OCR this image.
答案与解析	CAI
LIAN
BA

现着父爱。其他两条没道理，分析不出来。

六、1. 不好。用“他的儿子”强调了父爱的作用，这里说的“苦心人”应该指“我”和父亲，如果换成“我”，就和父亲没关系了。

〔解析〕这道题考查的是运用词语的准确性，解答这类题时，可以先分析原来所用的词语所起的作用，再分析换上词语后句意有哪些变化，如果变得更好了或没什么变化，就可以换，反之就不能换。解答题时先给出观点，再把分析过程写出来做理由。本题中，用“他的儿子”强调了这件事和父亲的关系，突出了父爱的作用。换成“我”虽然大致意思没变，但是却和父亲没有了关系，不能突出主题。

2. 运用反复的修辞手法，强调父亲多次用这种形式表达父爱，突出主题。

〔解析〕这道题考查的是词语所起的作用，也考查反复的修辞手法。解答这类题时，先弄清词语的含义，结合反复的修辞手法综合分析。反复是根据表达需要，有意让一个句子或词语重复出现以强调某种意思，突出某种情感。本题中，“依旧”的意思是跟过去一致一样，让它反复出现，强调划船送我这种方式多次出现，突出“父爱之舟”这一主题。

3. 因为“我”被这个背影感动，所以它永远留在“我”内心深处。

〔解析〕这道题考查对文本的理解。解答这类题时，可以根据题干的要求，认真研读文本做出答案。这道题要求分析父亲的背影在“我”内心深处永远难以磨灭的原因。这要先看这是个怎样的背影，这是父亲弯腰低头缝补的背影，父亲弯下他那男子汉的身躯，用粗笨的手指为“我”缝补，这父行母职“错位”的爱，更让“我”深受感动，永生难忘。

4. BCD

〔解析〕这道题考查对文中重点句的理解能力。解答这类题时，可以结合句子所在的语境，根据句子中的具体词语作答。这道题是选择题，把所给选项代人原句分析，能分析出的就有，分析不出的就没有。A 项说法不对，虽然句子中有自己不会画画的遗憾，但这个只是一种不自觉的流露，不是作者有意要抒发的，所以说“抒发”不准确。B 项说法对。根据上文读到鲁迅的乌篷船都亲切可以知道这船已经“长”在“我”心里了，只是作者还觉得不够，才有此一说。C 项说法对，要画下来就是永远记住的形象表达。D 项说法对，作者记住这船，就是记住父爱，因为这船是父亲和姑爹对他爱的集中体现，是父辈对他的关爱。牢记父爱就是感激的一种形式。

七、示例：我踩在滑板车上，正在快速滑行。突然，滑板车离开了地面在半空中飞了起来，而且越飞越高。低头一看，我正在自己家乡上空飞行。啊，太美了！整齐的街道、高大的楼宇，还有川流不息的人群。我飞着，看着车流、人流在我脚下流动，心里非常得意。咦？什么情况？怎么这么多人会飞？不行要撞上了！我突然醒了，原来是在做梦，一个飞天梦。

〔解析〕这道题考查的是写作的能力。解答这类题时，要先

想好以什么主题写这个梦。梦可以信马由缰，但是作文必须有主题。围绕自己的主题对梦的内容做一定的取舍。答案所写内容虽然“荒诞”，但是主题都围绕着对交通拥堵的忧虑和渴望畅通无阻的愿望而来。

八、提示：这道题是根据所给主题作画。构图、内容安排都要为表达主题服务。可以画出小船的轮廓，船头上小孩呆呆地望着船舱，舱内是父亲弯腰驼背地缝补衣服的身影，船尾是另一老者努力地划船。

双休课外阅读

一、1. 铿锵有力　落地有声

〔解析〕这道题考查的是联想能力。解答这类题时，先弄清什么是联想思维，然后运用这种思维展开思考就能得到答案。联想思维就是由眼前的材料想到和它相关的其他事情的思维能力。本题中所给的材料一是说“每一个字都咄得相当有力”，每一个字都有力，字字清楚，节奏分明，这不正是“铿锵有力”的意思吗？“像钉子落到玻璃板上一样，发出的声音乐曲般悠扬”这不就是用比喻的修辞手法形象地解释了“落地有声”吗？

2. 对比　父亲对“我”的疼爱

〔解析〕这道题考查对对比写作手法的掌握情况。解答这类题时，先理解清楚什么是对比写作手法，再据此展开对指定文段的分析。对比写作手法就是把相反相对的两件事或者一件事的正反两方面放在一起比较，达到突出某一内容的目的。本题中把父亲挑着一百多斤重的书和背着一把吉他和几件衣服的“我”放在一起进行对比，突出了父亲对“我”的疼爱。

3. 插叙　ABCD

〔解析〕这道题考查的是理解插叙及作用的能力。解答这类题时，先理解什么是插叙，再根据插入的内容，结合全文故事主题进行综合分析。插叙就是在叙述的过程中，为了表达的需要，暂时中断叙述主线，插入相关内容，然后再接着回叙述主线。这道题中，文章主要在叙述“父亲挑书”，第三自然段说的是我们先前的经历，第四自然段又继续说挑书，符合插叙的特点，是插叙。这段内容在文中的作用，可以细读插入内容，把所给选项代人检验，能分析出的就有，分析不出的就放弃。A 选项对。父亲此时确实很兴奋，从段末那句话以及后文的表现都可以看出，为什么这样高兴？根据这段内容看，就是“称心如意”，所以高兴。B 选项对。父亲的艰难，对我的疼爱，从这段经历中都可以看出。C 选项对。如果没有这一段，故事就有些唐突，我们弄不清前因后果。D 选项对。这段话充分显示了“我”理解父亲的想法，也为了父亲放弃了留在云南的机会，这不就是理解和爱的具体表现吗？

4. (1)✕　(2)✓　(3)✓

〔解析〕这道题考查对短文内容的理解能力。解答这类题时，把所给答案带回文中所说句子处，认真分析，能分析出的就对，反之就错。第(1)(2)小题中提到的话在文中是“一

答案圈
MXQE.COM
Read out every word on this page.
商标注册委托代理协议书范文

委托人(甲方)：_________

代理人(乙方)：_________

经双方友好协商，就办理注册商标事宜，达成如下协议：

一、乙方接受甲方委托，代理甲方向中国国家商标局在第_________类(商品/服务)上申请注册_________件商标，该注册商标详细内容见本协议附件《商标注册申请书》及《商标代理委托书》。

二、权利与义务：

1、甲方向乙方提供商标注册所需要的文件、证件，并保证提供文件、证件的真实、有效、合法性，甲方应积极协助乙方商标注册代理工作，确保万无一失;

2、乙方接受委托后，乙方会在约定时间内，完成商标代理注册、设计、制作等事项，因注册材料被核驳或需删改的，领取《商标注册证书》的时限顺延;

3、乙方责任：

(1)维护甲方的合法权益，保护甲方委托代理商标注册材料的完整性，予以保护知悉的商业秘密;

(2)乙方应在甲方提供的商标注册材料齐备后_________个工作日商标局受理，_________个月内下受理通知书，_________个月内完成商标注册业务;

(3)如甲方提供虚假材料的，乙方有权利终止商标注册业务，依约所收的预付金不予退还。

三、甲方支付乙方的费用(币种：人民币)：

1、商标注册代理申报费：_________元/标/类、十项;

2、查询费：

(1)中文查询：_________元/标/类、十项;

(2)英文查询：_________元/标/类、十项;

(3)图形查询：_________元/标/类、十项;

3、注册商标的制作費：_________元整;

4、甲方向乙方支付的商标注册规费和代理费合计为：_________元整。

(EXERCISE GOAL)
Please list every line of the records that contains "this".

(EXERCISE RESPONSE)
OCR this image.
Read out every word on this page.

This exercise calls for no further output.